DIRECTIONS
All of the material should be reproduced exactly, with pictures left out.
(begin)
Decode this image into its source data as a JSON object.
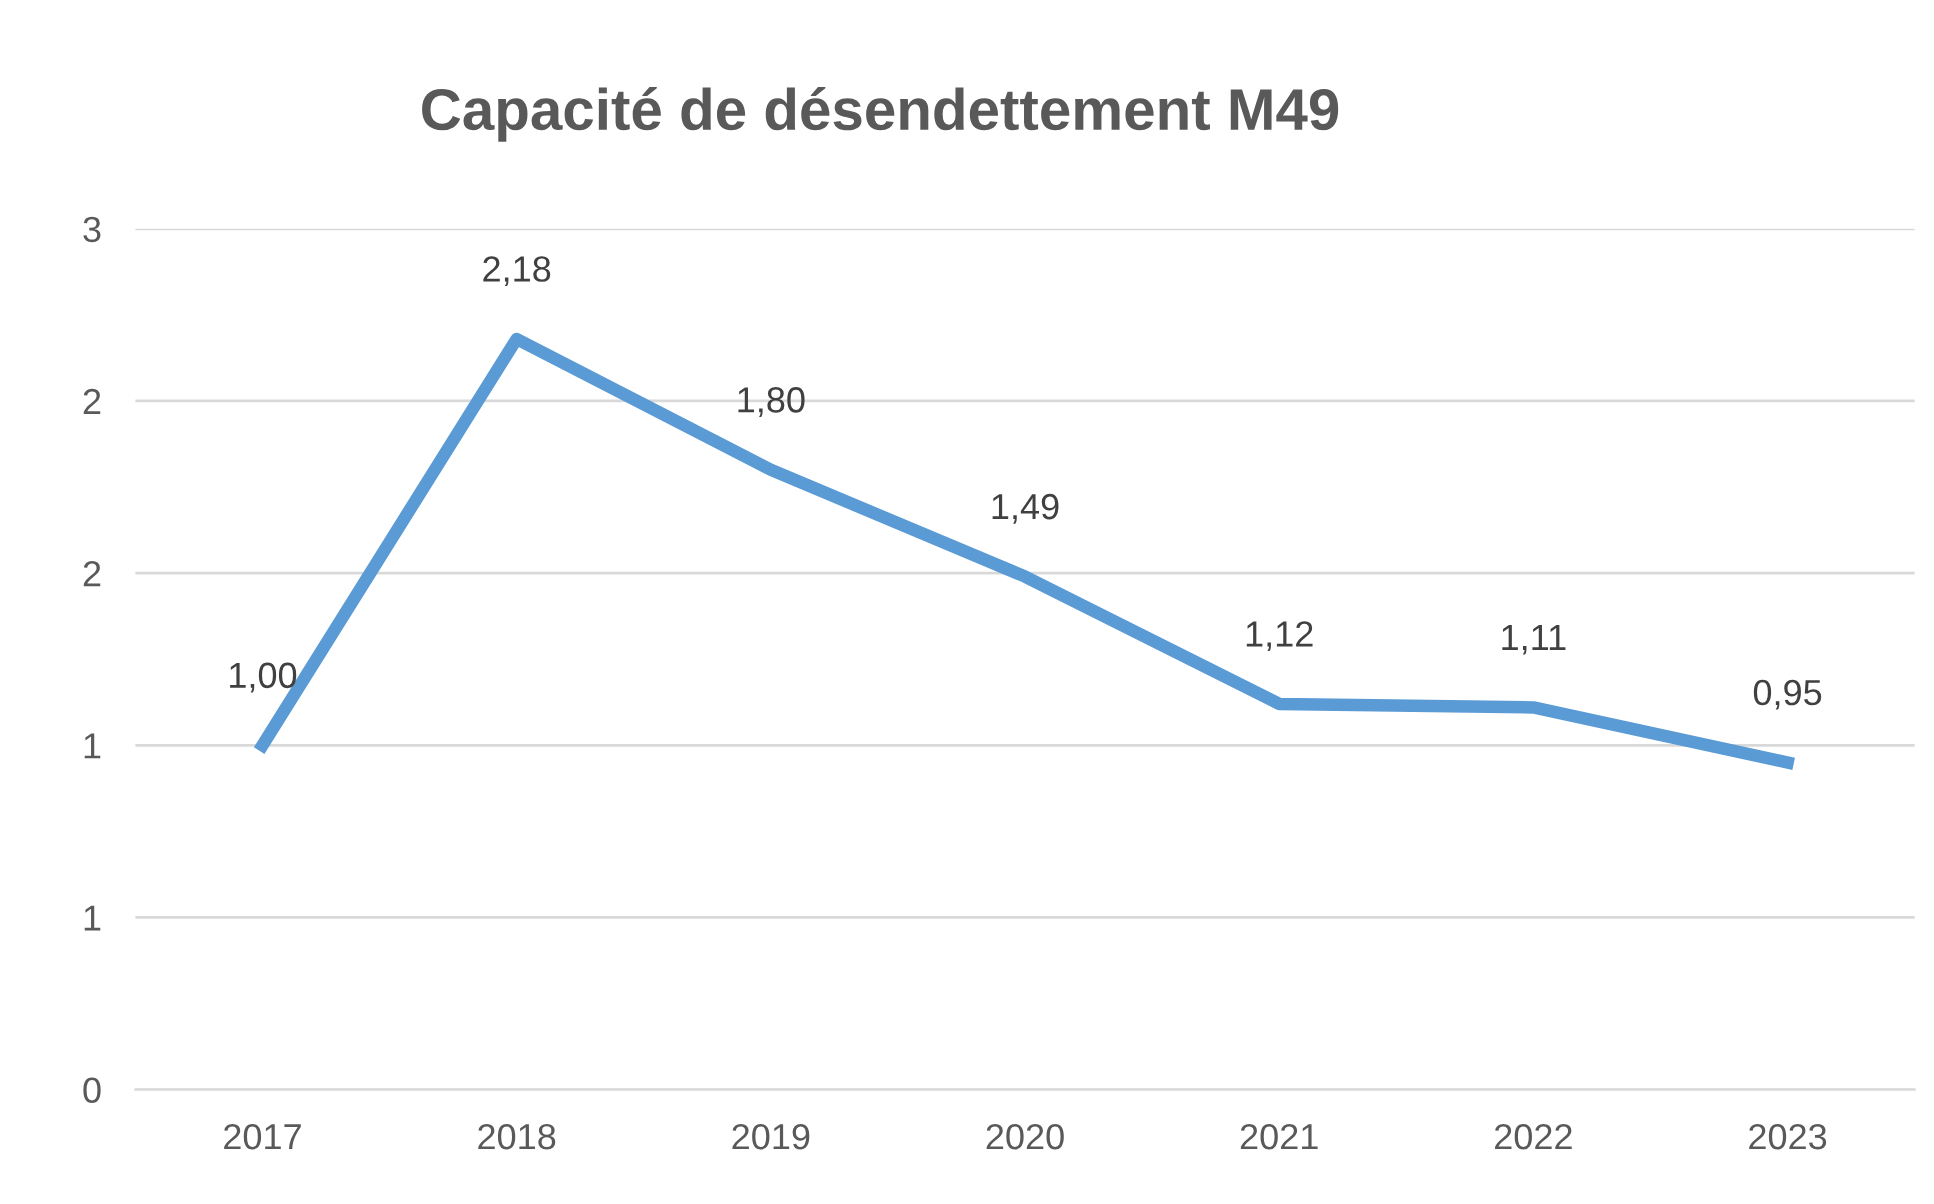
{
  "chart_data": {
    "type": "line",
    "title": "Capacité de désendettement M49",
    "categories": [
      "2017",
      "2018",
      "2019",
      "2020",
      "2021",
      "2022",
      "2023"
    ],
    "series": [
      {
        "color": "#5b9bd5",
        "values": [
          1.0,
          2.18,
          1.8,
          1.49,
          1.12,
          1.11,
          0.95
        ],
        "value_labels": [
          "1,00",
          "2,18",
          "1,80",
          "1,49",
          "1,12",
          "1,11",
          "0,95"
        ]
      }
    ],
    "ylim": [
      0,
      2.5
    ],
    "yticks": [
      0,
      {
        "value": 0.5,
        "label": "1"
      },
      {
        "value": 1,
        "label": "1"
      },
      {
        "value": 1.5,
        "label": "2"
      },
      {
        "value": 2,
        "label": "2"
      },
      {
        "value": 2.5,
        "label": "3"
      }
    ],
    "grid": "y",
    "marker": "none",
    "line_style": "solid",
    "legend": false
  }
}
(end)
WRITTEN RESPONSE
Decode this image into its source data as a JSON object.
{
  "chart_data": {
    "type": "line",
    "title": "Capacité de désendettement M49",
    "categories": [
      "2017",
      "2018",
      "2019",
      "2020",
      "2021",
      "2022",
      "2023"
    ],
    "series": [
      {
        "color": "#5b9bd5",
        "values": [
          1.0,
          2.18,
          1.8,
          1.49,
          1.12,
          1.11,
          0.95
        ],
        "value_labels": [
          "1,00",
          "2,18",
          "1,80",
          "1,49",
          "1,12",
          "1,11",
          "0,95"
        ]
      }
    ],
    "ylim": [
      0,
      2.5
    ],
    "yticks": [
      0,
      {
        "value": 0.5,
        "label": "1"
      },
      {
        "value": 1,
        "label": "1"
      },
      {
        "value": 1.5,
        "label": "2"
      },
      {
        "value": 2,
        "label": "2"
      },
      {
        "value": 2.5,
        "label": "3"
      }
    ],
    "grid": "y",
    "marker": "none",
    "line_style": "solid",
    "legend": false
  }
}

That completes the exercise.